::: Exercise input :::
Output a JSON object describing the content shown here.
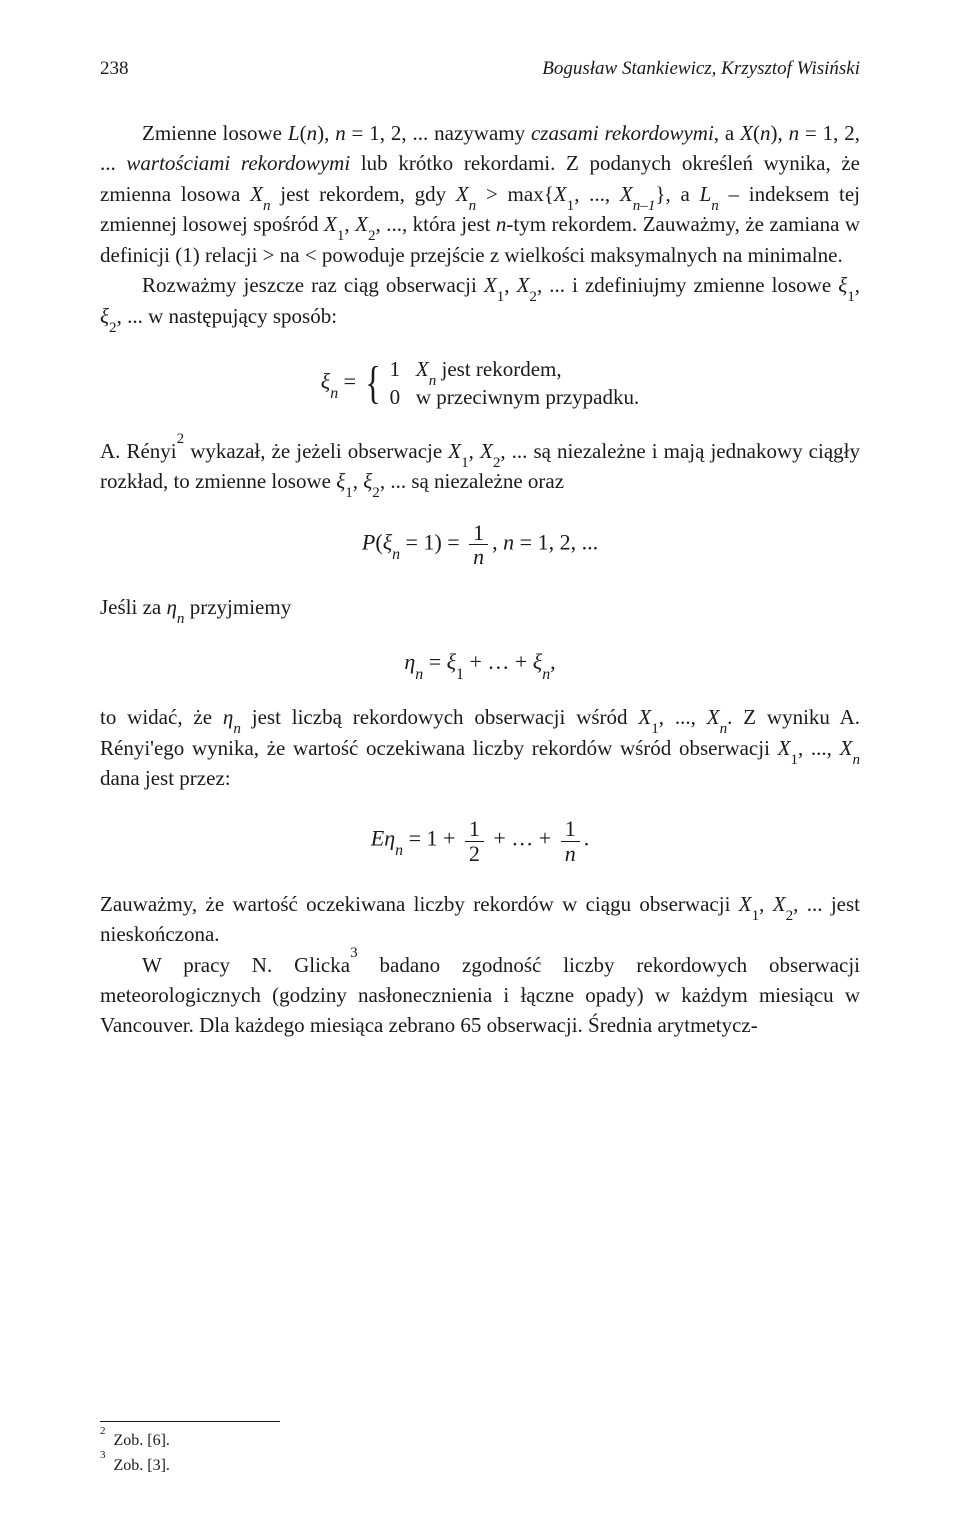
{
  "header": {
    "page_number": "238",
    "authors": "Bogusław Stankiewicz, Krzysztof Wisiński"
  },
  "p1": {
    "a": "Zmienne losowe ",
    "b": ", ",
    "c": " = 1, 2, ... nazywamy ",
    "d": "czasami rekordowymi",
    "e": ", a ",
    "f": ", ",
    "g": " = 1, 2, ... ",
    "h": "wartościami rekordowymi",
    "i": " lub krótko rekordami. Z podanych określeń wynika, że zmienna losowa ",
    "j": " jest rekordem, gdy ",
    "k": " > max{",
    "l": ", ..., ",
    "m": "}, a ",
    "n": " – indeksem tej zmiennej losowej spośród ",
    "o": ", ",
    "p": ", ..., która jest ",
    "q": "-tym rekordem. Zauważmy, że zamiana w definicji (1) relacji > na < powoduje przejście z wielkości maksymalnych na minimalne."
  },
  "p2": {
    "a": "Rozważmy jeszcze raz ciąg obserwacji ",
    "b": ", ",
    "c": ", ... i zdefiniujmy zmienne losowe ",
    "d": ", ",
    "e": ", ... w następujący sposób:"
  },
  "formula1": {
    "lhs_var": "ξ",
    "lhs_sub": "n",
    "eq": " = ",
    "case1_val": "1",
    "case1_txt": " jest rekordem,",
    "case2_val": "0",
    "case2_txt": "w przeciwnym przypadku."
  },
  "p3": {
    "a": "A. Rényi",
    "fn": "2",
    "b": " wykazał, że jeżeli obserwacje ",
    "c": ", ",
    "d": ", ... są niezależne i mają jednakowy ciągły rozkład, to zmienne losowe ",
    "e": ", ",
    "f": ", ...  są niezależne oraz"
  },
  "formula2": {
    "lhs": "P",
    "open": "(",
    "xi": "ξ",
    "sub": "n",
    "eq1": " = 1) = ",
    "num": "1",
    "den": "n",
    "comma": ",   ",
    "tail": " = 1, 2, ..."
  },
  "p4": {
    "a": "Jeśli za ",
    "b": " przyjmiemy"
  },
  "formula3": {
    "eta": "η",
    "sub": "n",
    "eq": " = ",
    "xi": "ξ",
    "one": "1",
    "plus": " + … + ",
    "xi2": "ξ",
    "subn": "n",
    "comma": ","
  },
  "p5": {
    "a": "to widać, że ",
    "b": " jest liczbą rekordowych obserwacji wśród ",
    "c": ", ..., ",
    "d": ". Z wyniku A. Rényi'ego wynika, że wartość oczekiwana liczby rekordów wśród obserwacji ",
    "e": ", ..., ",
    "f": " dana jest przez:"
  },
  "formula4": {
    "E": "E",
    "eta": "η",
    "sub": "n",
    "eq": " = 1 + ",
    "num1": "1",
    "den1": "2",
    "plus": " + … + ",
    "num2": "1",
    "den2": "n",
    "dot": "."
  },
  "p6": {
    "a": "Zauważmy, że wartość oczekiwana liczby rekordów w ciągu obserwacji ",
    "b": ", ",
    "c": ", ... jest nieskończona."
  },
  "p7": {
    "a": "W pracy N. Glicka",
    "fn": "3",
    "b": " badano zgodność liczby rekordowych obserwacji meteorologicznych (godziny nasłonecznienia i łączne opady) w każdym miesiącu w Vancouver. Dla każdego miesiąca zebrano 65 obserwacji. Średnia arytmetycz-"
  },
  "footnotes": {
    "f2": "Zob. [6].",
    "f3": "Zob. [3]."
  }
}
:::
Take the listing above and print it exactly, apart from the pictures.

Output a JSON object describing the content shown here.
{
  "header": {
    "page_number": "238",
    "authors": "Bogusław Stankiewicz, Krzysztof Wisiński"
  },
  "p1": {
    "a": "Zmienne losowe ",
    "b": ", ",
    "c": " = 1, 2, ... nazywamy ",
    "d": "czasami rekordowymi",
    "e": ", a ",
    "f": ", ",
    "g": " = 1, 2, ... ",
    "h": "wartościami rekordowymi",
    "i": " lub krótko rekordami. Z podanych określeń wynika, że zmienna losowa ",
    "j": " jest rekordem, gdy ",
    "k": " > max{",
    "l": ", ..., ",
    "m": "}, a ",
    "n": " – indeksem tej zmiennej losowej spośród ",
    "o": ", ",
    "p": ", ..., która jest ",
    "q": "-tym rekordem. Zauważmy, że zamiana w definicji (1) relacji > na < powoduje przejście z wielkości maksymalnych na minimalne."
  },
  "p2": {
    "a": "Rozważmy jeszcze raz ciąg obserwacji ",
    "b": ", ",
    "c": ", ... i zdefiniujmy zmienne losowe ",
    "d": ", ",
    "e": ", ... w następujący sposób:"
  },
  "formula1": {
    "lhs_var": "ξ",
    "lhs_sub": "n",
    "eq": " = ",
    "case1_val": "1",
    "case1_txt": " jest rekordem,",
    "case2_val": "0",
    "case2_txt": "w przeciwnym przypadku."
  },
  "p3": {
    "a": "A. Rényi",
    "fn": "2",
    "b": " wykazał, że jeżeli obserwacje ",
    "c": ", ",
    "d": ", ... są niezależne i mają jednakowy ciągły rozkład, to zmienne losowe ",
    "e": ", ",
    "f": ", ...  są niezależne oraz"
  },
  "formula2": {
    "lhs": "P",
    "open": "(",
    "xi": "ξ",
    "sub": "n",
    "eq1": " = 1) = ",
    "num": "1",
    "den": "n",
    "comma": ",   ",
    "tail": " = 1, 2, ..."
  },
  "p4": {
    "a": "Jeśli za ",
    "b": " przyjmiemy"
  },
  "formula3": {
    "eta": "η",
    "sub": "n",
    "eq": " = ",
    "xi": "ξ",
    "one": "1",
    "plus": " + … + ",
    "xi2": "ξ",
    "subn": "n",
    "comma": ","
  },
  "p5": {
    "a": "to widać, że ",
    "b": " jest liczbą rekordowych obserwacji wśród ",
    "c": ", ..., ",
    "d": ". Z wyniku A. Rényi'ego wynika, że wartość oczekiwana liczby rekordów wśród obserwacji ",
    "e": ", ..., ",
    "f": " dana jest przez:"
  },
  "formula4": {
    "E": "E",
    "eta": "η",
    "sub": "n",
    "eq": " = 1 + ",
    "num1": "1",
    "den1": "2",
    "plus": " + … + ",
    "num2": "1",
    "den2": "n",
    "dot": "."
  },
  "p6": {
    "a": "Zauważmy, że wartość oczekiwana liczby rekordów w ciągu obserwacji ",
    "b": ", ",
    "c": ", ... jest nieskończona."
  },
  "p7": {
    "a": "W pracy N. Glicka",
    "fn": "3",
    "b": " badano zgodność liczby rekordowych obserwacji meteorologicznych (godziny nasłonecznienia i łączne opady) w każdym miesiącu w Vancouver. Dla każdego miesiąca zebrano 65 obserwacji. Średnia arytmetycz-"
  },
  "footnotes": {
    "f2": "Zob. [6].",
    "f3": "Zob. [3]."
  }
}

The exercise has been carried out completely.